━━━ Texto de referência ━━━

Aris Servetalis em Alpes (Alpeis/Alps) | 2011

Fato é que, ali, aparentemente, ninguém exerce a função de substituição por dinheiro. Reside um prazer mórbido por viver a vida de outra pessoa em consonância com o desejo de se libertar daquilo que os prende. E os motivos pelos quais se sentem presos vão além de uma análise de uma sociedade caótica ou por algum motivo terrível advindo de uma tragédia familiar ou uma (resumida) vida muito difícil. O filme não atinge esse chato nível de didatismo e sequer expõe a vida (verdadeira) de quase nenhum dos integrantes do grupo.

Alpes não é um filme sobre a morte, ou sobre os que morreram, tampouco um filme sobre a vida. Discute, sobretudo, a fraqueza humana, seus limites e limitações. E, dentro disto, cabe a maneira como enfrentamos a morte, o modo como lidamos com o sabido e o inesperado. É sobre como suportar as adversidades, sobre o que acontece quando não se reverte o malogro, mas é também sobre o impacto que os espaços não preenchidos causam dentro do indivíduo e dentro de uma sociedade hostil.

Avaliação: 3.5 de 5.

Alpes está disponível no serviço de streaming Mubi.

━━━ Linhas ━━━

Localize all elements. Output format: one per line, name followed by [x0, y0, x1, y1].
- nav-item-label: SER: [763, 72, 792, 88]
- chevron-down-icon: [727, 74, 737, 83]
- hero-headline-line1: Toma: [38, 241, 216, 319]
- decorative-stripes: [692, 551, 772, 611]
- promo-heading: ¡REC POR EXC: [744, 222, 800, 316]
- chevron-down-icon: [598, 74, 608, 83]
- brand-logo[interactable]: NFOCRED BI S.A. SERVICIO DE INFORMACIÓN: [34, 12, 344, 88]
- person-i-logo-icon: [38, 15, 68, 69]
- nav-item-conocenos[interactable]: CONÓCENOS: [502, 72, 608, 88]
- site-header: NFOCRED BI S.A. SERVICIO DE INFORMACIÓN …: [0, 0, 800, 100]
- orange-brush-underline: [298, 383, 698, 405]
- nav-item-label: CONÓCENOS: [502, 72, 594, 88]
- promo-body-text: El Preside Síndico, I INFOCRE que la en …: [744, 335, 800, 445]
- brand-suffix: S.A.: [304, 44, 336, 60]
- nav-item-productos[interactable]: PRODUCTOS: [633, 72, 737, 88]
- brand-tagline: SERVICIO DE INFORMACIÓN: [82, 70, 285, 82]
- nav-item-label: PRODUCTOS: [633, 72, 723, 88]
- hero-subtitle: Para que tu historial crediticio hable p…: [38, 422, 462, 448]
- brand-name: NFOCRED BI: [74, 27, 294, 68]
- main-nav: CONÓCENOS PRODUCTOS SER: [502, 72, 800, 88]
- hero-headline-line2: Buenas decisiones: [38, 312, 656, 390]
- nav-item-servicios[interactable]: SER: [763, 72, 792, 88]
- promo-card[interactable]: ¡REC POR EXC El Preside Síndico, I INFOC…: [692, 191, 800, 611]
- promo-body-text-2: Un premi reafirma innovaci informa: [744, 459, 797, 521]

━━━

◆ Problemas e tarefas ◆
(1) Responda às perguntas abaixo com base na resenha sobre Alpes.
(a) O que o filme discute, sobretudo?
(b) Qual avaliação a resenha atribui ao filme?
(c) Em qual serviço de streaming o filme está disponível?
(2) Transcreva da resenha sobre Alpes o trecho que começa em "Alpes não é" e termina em "Avaliação: 3.5 de 5.".

◆ Resultados do exercício ◆
(1)
(a) A fraqueza humana, seus limites e limitações.
(b) 3.5 de 5.
(c) Mubi.

(2)
Alpes não é um filme sobre a morte, ou sobre os que morreram, tampouco um filme sobre a vida. Discute, sobretudo, a fraqueza humana, seus limites e limitações. E, dentro disto, cabe a maneira como enfrentamos a morte, o modo como lidamos com o sabido e o inesperado. É sobre como suportar as adversidades, sobre o que acontece quando não se reverte o malogro, mas é também sobre o impacto que os espaços não preenchidos causam dentro do indivíduo e dentro de uma sociedade hostil.

Avaliação: 3.5 de 5.